WRITTEN PROBLEM:
Which lines contain the word "Motor"? Return each of them as written.

INFORMATION SUPPLIED:

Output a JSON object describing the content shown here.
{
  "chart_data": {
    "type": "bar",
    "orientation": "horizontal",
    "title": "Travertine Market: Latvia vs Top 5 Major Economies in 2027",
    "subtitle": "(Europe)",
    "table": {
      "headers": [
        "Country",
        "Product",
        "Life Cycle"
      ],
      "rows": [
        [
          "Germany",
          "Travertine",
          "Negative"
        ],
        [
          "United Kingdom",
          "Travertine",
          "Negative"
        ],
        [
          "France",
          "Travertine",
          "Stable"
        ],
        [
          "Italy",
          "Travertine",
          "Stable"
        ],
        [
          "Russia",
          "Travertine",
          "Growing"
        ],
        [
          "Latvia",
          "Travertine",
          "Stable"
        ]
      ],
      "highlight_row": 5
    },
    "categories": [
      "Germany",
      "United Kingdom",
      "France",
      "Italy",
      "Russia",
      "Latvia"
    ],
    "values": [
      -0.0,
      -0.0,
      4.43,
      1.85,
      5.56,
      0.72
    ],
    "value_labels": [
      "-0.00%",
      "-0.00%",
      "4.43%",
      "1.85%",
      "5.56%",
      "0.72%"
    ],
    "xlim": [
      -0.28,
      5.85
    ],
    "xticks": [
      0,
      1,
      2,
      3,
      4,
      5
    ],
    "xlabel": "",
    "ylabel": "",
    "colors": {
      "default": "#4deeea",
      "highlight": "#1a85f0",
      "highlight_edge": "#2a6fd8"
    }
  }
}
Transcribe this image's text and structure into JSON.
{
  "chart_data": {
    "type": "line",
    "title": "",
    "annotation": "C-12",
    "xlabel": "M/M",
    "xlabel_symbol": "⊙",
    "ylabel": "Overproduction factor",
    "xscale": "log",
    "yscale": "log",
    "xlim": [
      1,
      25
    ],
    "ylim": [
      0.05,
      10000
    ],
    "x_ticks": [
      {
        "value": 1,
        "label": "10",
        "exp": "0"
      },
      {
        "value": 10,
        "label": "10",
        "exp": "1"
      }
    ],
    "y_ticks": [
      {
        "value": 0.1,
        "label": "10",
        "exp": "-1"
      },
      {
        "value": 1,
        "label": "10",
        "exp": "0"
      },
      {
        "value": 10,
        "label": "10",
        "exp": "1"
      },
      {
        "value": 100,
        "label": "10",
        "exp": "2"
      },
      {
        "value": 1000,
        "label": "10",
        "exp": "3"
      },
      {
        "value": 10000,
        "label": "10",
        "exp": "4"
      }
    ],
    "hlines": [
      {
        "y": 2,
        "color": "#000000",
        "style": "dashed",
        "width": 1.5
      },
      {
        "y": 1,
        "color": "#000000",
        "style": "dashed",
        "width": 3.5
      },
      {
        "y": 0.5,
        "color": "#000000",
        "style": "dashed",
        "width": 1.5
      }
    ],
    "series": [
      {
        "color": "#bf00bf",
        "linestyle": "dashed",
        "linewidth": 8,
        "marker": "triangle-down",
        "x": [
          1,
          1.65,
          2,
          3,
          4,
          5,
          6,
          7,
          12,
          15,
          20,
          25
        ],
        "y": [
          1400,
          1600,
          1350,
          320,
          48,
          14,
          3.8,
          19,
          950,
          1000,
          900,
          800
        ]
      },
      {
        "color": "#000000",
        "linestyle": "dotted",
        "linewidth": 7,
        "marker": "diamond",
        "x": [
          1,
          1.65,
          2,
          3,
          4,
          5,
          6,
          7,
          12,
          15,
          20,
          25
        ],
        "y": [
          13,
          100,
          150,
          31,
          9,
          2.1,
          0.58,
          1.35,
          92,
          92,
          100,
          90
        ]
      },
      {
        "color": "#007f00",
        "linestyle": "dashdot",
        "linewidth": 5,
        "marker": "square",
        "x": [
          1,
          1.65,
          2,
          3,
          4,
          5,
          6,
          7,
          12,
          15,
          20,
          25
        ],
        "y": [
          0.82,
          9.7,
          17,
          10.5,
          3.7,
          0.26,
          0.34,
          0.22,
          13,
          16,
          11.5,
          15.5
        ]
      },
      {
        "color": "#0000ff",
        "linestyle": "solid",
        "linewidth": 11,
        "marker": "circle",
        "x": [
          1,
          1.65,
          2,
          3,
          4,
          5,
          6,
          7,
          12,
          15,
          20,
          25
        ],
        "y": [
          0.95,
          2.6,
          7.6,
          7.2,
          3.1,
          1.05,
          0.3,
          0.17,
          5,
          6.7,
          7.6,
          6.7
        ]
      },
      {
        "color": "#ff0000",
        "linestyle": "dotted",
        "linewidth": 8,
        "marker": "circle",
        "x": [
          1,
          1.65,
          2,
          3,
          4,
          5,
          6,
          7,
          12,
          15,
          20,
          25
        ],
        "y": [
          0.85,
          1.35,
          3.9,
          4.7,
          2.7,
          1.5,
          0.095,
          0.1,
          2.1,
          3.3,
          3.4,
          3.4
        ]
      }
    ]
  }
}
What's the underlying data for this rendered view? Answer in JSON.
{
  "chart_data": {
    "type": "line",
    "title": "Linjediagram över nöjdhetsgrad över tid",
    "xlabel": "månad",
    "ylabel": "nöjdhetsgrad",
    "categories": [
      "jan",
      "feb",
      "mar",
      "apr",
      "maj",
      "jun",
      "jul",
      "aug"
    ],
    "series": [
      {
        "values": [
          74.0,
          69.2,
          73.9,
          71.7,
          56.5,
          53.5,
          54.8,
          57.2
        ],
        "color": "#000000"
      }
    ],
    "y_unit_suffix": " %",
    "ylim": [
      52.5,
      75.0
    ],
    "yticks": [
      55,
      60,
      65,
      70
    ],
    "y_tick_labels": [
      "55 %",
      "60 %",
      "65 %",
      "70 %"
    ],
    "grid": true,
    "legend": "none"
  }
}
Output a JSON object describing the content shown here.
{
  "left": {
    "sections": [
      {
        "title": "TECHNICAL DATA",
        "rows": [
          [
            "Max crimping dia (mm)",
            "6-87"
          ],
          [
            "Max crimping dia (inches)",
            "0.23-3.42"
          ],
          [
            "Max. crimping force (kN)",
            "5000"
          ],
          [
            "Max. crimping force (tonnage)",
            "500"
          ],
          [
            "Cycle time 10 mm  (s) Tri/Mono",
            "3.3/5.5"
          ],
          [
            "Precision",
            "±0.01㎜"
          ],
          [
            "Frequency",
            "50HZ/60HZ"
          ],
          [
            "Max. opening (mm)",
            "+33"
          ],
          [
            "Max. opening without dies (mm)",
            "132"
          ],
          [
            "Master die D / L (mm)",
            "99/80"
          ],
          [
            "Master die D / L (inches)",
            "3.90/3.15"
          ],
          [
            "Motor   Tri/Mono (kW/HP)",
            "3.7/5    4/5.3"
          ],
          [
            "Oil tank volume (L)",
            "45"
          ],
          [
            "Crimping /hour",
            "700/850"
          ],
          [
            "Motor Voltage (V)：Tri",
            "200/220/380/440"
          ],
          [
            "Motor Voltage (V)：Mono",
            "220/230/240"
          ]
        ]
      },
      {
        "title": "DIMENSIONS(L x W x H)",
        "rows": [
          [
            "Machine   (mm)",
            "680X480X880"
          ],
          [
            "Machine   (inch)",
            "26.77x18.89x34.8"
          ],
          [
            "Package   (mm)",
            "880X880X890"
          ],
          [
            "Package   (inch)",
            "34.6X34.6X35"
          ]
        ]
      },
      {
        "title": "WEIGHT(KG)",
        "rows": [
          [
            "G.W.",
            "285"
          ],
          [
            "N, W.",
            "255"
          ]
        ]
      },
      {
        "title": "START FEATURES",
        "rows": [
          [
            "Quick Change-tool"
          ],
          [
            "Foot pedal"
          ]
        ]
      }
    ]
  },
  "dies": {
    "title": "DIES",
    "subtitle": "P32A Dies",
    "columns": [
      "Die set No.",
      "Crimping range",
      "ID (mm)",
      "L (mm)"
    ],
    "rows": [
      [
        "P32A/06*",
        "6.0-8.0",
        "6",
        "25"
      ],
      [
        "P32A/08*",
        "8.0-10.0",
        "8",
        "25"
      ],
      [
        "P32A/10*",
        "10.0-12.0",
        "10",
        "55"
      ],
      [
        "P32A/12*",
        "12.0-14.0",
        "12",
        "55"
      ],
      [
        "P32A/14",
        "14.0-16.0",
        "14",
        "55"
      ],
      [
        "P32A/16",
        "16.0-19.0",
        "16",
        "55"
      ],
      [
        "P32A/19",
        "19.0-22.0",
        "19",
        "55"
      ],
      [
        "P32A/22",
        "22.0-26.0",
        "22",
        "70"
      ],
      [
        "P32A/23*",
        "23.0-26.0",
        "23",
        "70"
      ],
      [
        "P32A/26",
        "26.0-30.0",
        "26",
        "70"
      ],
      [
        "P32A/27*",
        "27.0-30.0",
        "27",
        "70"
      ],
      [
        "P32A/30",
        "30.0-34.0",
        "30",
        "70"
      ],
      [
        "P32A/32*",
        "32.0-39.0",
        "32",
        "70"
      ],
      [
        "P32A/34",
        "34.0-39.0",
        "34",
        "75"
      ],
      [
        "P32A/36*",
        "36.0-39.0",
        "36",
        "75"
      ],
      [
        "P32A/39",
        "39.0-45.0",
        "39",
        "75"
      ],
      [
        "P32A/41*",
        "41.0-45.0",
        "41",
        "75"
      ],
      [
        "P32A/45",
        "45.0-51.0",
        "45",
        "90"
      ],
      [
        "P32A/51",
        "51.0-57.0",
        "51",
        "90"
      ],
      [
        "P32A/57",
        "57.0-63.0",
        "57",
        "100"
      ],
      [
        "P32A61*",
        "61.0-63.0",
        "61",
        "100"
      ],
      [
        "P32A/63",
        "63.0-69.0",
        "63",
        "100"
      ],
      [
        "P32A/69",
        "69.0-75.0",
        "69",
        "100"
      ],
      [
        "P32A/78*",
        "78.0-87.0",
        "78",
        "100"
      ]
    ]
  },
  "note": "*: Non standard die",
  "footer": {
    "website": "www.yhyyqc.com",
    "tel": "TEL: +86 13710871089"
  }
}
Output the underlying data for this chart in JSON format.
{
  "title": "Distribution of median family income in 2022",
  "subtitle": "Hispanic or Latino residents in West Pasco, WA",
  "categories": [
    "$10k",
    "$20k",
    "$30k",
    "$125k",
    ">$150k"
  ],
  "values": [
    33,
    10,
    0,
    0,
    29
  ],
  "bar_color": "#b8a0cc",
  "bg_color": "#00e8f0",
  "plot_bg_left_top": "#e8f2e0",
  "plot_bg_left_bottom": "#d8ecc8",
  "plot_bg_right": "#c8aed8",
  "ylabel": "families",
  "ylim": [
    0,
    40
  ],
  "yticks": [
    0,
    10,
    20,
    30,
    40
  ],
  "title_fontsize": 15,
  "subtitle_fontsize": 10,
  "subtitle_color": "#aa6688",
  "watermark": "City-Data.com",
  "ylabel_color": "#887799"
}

PROBLEM SOLUTION:
            "Motor   Tri/Mono (kW/HP)",
            "Motor Voltage (V)：Tri",
            "Motor Voltage (V)：Mono",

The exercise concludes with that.